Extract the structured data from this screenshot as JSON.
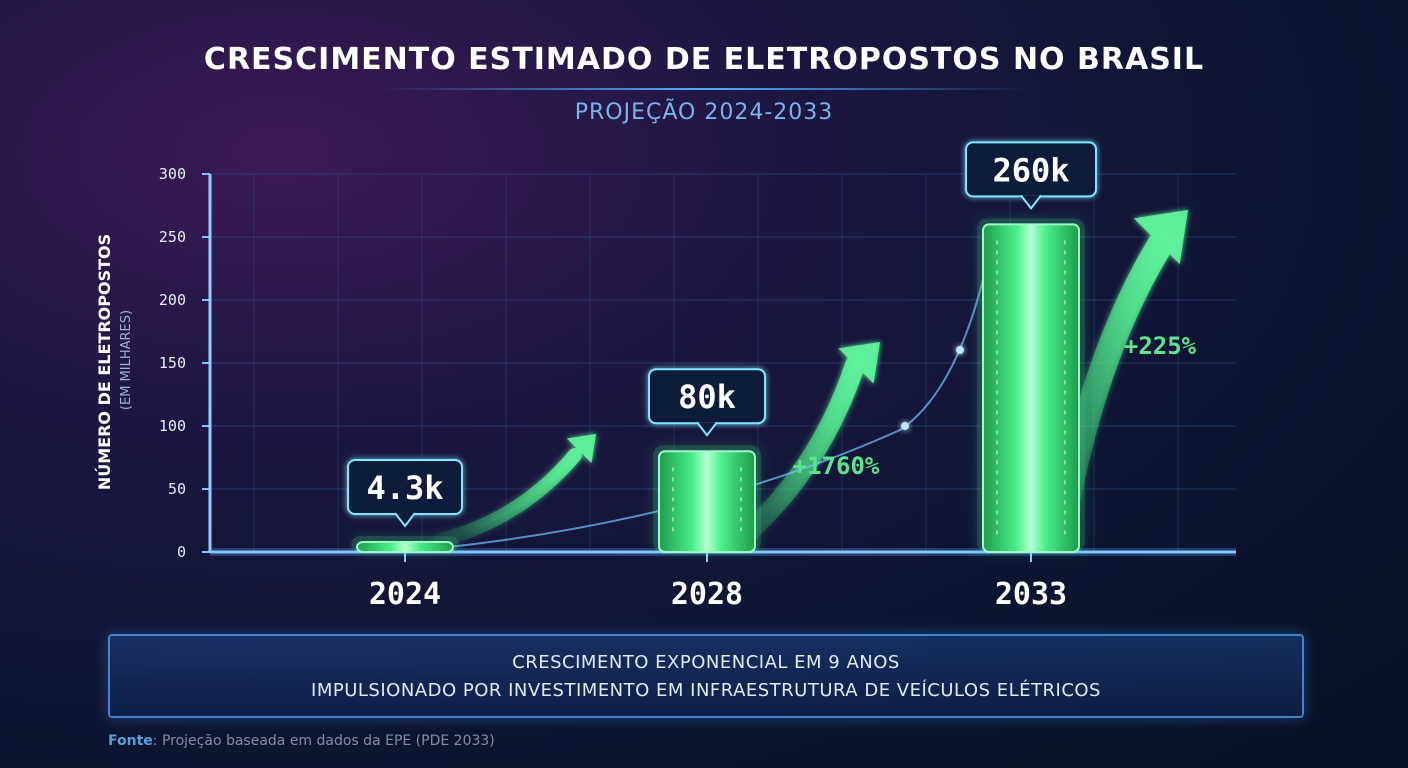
{
  "header": {
    "title": "CRESCIMENTO ESTIMADO DE ELETROPOSTOS NO BRASIL",
    "subtitle": "PROJEÇÃO 2024-2033"
  },
  "chart_data": {
    "type": "bar",
    "ylabel": "NÚMERO DE ELETROPOSTOS",
    "ylabel_unit": "(EM MILHARES)",
    "ylim": [
      0,
      300
    ],
    "yticks": [
      "0",
      "50",
      "100",
      "150",
      "200",
      "250",
      "300"
    ],
    "grid": true,
    "categories": [
      "2024",
      "2028",
      "2033"
    ],
    "values": [
      4.3,
      80,
      260
    ],
    "data_labels": [
      "4.3k",
      "80k",
      "260k"
    ],
    "growth_labels": [
      "+1760%",
      "+225%"
    ]
  },
  "info": {
    "line1": "CRESCIMENTO EXPONENCIAL EM 9 ANOS",
    "line2": "IMPULSIONADO POR INVESTIMENTO EM INFRAESTRUTURA DE VEÍCULOS ELÉTRICOS"
  },
  "source": {
    "label": "Fonte",
    "text": ": Projeção baseada em dados da EPE (PDE 2033)"
  },
  "colors": {
    "bar": "#3ee07a",
    "accent": "#4fb0ff",
    "growth": "#5ce58c"
  }
}
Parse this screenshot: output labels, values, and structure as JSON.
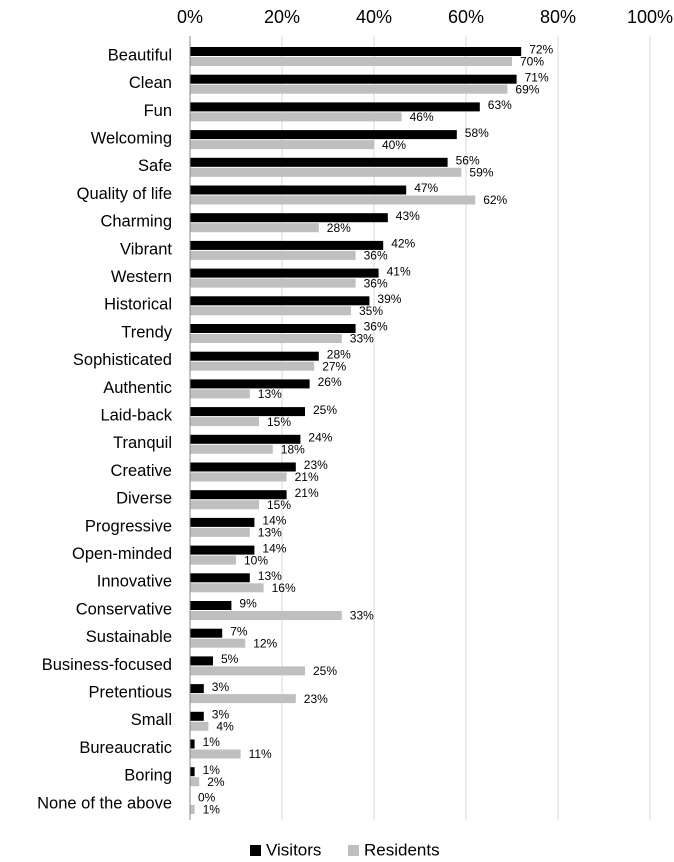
{
  "chart_data": {
    "type": "bar",
    "orientation": "horizontal",
    "categories": [
      "Beautiful",
      "Clean",
      "Fun",
      "Welcoming",
      "Safe",
      "Quality of life",
      "Charming",
      "Vibrant",
      "Western",
      "Historical",
      "Trendy",
      "Sophisticated",
      "Authentic",
      "Laid-back",
      "Tranquil",
      "Creative",
      "Diverse",
      "Progressive",
      "Open-minded",
      "Innovative",
      "Conservative",
      "Sustainable",
      "Business-focused",
      "Pretentious",
      "Small",
      "Bureaucratic",
      "Boring",
      "None of the above"
    ],
    "series": [
      {
        "name": "Visitors",
        "color": "#000000",
        "values": [
          72,
          71,
          63,
          58,
          56,
          47,
          43,
          42,
          41,
          39,
          36,
          28,
          26,
          25,
          24,
          23,
          21,
          14,
          14,
          13,
          9,
          7,
          5,
          3,
          3,
          1,
          1,
          0
        ],
        "value_labels": [
          "72%",
          "71%",
          "63%",
          "58%",
          "56%",
          "47%",
          "43%",
          "42%",
          "41%",
          "39%",
          "36%",
          "28%",
          "26%",
          "25%",
          "24%",
          "23%",
          "21%",
          "14%",
          "14%",
          "13%",
          "9%",
          "7%",
          "5%",
          "3%",
          "3%",
          "1%",
          "1%",
          "0%"
        ]
      },
      {
        "name": "Residents",
        "color": "#bfbfbf",
        "values": [
          70,
          69,
          46,
          40,
          59,
          62,
          28,
          36,
          36,
          35,
          33,
          27,
          13,
          15,
          18,
          21,
          15,
          13,
          10,
          16,
          33,
          12,
          25,
          23,
          4,
          11,
          2,
          1
        ],
        "value_labels": [
          "70%",
          "69%",
          "46%",
          "40%",
          "59%",
          "62%",
          "28%",
          "36%",
          "36%",
          "35%",
          "33%",
          "27%",
          "13%",
          "15%",
          "18%",
          "21%",
          "15%",
          "13%",
          "10%",
          "16%",
          "33%",
          "12%",
          "25%",
          "23%",
          "4%",
          "11%",
          "2%",
          "1%"
        ]
      }
    ],
    "xlim": [
      0,
      100
    ],
    "xticks": [
      {
        "value": 0,
        "label": "0%"
      },
      {
        "value": 20,
        "label": "20%"
      },
      {
        "value": 40,
        "label": "40%"
      },
      {
        "value": 60,
        "label": "60%"
      },
      {
        "value": 80,
        "label": "80%"
      },
      {
        "value": 100,
        "label": "100%"
      }
    ],
    "grid": true,
    "legend": "bottom"
  }
}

TASK GOAL = Restate each entry word for word, please, but drop any images it holds.

EXERCISE RESPONSE =
Extract the structured data from this screenshot as JSON.
{
  "header": {
    "title": "CRESCIMENTO ESTIMADO DE ELETROPOSTOS NO BRASIL",
    "subtitle": "PROJEÇÃO 2024-2033"
  },
  "chart_data": {
    "type": "bar",
    "ylabel": "NÚMERO DE ELETROPOSTOS",
    "ylabel_unit": "(EM MILHARES)",
    "ylim": [
      0,
      300
    ],
    "yticks": [
      "0",
      "50",
      "100",
      "150",
      "200",
      "250",
      "300"
    ],
    "grid": true,
    "categories": [
      "2024",
      "2028",
      "2033"
    ],
    "values": [
      4.3,
      80,
      260
    ],
    "data_labels": [
      "4.3k",
      "80k",
      "260k"
    ],
    "growth_labels": [
      "+1760%",
      "+225%"
    ]
  },
  "info": {
    "line1": "CRESCIMENTO EXPONENCIAL EM 9 ANOS",
    "line2": "IMPULSIONADO POR INVESTIMENTO EM INFRAESTRUTURA DE VEÍCULOS ELÉTRICOS"
  },
  "source": {
    "label": "Fonte",
    "text": ": Projeção baseada em dados da EPE (PDE 2033)"
  },
  "colors": {
    "bar": "#3ee07a",
    "accent": "#4fb0ff",
    "growth": "#5ce58c"
  }
}
Parse this screenshot: output labels, values, and structure as JSON.
{
  "chart_data": {
    "type": "bar",
    "orientation": "horizontal",
    "categories": [
      "Beautiful",
      "Clean",
      "Fun",
      "Welcoming",
      "Safe",
      "Quality of life",
      "Charming",
      "Vibrant",
      "Western",
      "Historical",
      "Trendy",
      "Sophisticated",
      "Authentic",
      "Laid-back",
      "Tranquil",
      "Creative",
      "Diverse",
      "Progressive",
      "Open-minded",
      "Innovative",
      "Conservative",
      "Sustainable",
      "Business-focused",
      "Pretentious",
      "Small",
      "Bureaucratic",
      "Boring",
      "None of the above"
    ],
    "series": [
      {
        "name": "Visitors",
        "color": "#000000",
        "values": [
          72,
          71,
          63,
          58,
          56,
          47,
          43,
          42,
          41,
          39,
          36,
          28,
          26,
          25,
          24,
          23,
          21,
          14,
          14,
          13,
          9,
          7,
          5,
          3,
          3,
          1,
          1,
          0
        ],
        "value_labels": [
          "72%",
          "71%",
          "63%",
          "58%",
          "56%",
          "47%",
          "43%",
          "42%",
          "41%",
          "39%",
          "36%",
          "28%",
          "26%",
          "25%",
          "24%",
          "23%",
          "21%",
          "14%",
          "14%",
          "13%",
          "9%",
          "7%",
          "5%",
          "3%",
          "3%",
          "1%",
          "1%",
          "0%"
        ]
      },
      {
        "name": "Residents",
        "color": "#bfbfbf",
        "values": [
          70,
          69,
          46,
          40,
          59,
          62,
          28,
          36,
          36,
          35,
          33,
          27,
          13,
          15,
          18,
          21,
          15,
          13,
          10,
          16,
          33,
          12,
          25,
          23,
          4,
          11,
          2,
          1
        ],
        "value_labels": [
          "70%",
          "69%",
          "46%",
          "40%",
          "59%",
          "62%",
          "28%",
          "36%",
          "36%",
          "35%",
          "33%",
          "27%",
          "13%",
          "15%",
          "18%",
          "21%",
          "15%",
          "13%",
          "10%",
          "16%",
          "33%",
          "12%",
          "25%",
          "23%",
          "4%",
          "11%",
          "2%",
          "1%"
        ]
      }
    ],
    "xlim": [
      0,
      100
    ],
    "xticks": [
      {
        "value": 0,
        "label": "0%"
      },
      {
        "value": 20,
        "label": "20%"
      },
      {
        "value": 40,
        "label": "40%"
      },
      {
        "value": 60,
        "label": "60%"
      },
      {
        "value": 80,
        "label": "80%"
      },
      {
        "value": 100,
        "label": "100%"
      }
    ],
    "grid": true,
    "legend": "bottom"
  }
}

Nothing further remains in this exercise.